# DATA SUPPLIED:
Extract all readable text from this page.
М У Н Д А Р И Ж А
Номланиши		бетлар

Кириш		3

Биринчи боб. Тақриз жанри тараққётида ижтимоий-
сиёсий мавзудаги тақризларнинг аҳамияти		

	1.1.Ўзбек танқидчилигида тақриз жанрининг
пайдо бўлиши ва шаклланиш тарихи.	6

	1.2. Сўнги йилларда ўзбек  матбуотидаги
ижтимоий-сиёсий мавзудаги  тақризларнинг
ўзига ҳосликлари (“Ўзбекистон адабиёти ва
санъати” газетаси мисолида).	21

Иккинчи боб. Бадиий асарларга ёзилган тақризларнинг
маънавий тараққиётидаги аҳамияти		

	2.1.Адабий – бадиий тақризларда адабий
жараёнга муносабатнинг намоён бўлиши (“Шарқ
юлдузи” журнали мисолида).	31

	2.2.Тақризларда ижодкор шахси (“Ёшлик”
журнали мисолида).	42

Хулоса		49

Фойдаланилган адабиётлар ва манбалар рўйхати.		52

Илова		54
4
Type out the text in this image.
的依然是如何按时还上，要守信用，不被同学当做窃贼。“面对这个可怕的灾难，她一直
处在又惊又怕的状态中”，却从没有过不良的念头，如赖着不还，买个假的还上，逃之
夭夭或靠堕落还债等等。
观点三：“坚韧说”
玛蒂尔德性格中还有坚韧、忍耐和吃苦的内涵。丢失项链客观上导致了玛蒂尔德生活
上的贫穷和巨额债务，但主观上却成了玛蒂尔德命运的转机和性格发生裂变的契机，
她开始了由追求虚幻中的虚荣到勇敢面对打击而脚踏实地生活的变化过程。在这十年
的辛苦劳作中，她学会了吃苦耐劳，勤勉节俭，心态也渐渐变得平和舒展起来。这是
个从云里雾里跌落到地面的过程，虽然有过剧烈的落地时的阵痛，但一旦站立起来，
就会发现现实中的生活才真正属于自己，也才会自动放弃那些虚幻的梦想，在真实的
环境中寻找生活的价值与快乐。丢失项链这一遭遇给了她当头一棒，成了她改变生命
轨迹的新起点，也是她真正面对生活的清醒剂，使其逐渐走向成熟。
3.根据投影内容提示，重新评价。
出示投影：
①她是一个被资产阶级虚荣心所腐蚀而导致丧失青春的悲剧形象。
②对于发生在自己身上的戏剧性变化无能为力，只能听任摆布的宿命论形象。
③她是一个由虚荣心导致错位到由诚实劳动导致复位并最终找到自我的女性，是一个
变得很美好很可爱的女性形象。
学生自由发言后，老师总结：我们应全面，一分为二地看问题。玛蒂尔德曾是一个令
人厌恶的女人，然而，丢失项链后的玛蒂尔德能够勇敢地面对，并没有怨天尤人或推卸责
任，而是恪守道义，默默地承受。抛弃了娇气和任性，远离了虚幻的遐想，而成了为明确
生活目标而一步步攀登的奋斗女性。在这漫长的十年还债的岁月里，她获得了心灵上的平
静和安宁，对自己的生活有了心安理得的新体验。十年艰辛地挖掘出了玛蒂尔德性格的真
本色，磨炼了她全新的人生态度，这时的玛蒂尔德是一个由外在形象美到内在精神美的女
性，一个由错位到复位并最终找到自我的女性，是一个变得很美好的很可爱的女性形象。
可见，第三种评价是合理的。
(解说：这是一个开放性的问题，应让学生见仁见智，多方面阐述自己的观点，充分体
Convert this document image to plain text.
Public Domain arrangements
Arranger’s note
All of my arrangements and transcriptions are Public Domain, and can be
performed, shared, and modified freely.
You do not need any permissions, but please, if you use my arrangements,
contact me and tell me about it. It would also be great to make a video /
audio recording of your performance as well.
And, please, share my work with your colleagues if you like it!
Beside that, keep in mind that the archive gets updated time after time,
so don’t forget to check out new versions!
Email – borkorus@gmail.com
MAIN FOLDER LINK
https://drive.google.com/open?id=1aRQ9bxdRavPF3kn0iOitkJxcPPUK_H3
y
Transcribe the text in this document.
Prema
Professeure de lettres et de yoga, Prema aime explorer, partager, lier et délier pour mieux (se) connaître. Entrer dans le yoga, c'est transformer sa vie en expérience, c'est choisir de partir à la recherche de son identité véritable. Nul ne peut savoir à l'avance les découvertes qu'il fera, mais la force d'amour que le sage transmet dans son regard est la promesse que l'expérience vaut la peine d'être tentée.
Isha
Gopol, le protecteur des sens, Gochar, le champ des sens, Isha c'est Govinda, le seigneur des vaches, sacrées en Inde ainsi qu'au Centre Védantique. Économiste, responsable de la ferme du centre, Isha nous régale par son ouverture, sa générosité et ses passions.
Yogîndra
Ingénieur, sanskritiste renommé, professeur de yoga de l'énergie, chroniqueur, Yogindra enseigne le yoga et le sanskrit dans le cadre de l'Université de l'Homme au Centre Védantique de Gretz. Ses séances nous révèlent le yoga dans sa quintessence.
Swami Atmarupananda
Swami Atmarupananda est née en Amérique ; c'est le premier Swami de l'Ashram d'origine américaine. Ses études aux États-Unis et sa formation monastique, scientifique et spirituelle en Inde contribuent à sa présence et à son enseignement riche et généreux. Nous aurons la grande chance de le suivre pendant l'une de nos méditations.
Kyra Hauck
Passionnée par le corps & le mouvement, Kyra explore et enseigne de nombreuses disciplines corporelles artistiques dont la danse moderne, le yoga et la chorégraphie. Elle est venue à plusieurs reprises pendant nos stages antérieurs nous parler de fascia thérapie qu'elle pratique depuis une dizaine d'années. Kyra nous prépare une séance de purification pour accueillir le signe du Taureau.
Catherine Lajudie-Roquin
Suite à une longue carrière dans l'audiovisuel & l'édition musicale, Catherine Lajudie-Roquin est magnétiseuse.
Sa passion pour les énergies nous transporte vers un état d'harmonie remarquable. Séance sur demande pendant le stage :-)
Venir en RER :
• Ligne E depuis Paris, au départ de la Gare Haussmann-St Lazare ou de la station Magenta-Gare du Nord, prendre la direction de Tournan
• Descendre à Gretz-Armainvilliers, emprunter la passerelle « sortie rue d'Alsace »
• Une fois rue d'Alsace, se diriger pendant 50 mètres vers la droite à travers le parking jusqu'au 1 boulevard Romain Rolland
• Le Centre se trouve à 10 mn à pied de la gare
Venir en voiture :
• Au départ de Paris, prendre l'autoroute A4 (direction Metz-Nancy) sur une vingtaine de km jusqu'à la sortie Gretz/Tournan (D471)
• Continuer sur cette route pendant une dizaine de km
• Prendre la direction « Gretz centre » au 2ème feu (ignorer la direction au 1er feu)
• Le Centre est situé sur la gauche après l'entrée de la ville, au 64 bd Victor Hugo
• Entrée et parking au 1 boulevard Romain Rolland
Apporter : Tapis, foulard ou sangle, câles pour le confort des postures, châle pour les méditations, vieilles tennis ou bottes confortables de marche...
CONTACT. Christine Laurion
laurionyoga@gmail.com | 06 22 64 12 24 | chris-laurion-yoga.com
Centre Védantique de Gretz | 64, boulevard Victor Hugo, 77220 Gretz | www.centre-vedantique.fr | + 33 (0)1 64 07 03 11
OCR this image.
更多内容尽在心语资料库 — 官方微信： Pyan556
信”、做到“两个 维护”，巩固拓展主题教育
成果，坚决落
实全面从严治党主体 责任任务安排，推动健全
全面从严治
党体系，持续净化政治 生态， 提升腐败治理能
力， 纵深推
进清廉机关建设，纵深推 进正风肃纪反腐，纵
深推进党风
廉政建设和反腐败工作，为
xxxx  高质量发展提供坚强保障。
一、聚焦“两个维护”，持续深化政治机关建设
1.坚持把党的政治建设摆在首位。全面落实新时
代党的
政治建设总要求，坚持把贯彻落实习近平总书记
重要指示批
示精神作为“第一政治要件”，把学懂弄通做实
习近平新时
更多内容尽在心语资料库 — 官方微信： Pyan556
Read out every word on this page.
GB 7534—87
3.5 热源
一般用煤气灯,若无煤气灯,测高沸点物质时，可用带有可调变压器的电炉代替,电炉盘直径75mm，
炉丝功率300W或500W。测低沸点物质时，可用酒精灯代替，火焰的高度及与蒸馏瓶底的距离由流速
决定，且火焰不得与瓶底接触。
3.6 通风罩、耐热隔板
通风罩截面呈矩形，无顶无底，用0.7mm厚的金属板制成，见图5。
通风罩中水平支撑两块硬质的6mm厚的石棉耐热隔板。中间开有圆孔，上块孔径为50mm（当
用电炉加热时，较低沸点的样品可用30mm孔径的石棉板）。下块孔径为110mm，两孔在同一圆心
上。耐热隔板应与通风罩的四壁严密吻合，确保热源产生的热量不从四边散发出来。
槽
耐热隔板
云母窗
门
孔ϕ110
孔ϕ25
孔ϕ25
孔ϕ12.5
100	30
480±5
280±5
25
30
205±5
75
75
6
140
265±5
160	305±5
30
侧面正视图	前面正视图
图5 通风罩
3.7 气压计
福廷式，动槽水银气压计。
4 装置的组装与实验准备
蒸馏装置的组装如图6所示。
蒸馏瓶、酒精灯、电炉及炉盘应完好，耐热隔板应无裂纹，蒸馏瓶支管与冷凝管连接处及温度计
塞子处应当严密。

# YOUR OBJECTIVE:
Say how many lines of the data include the word "please". Respond with the number alone.

# RIGHT ANSWER:
2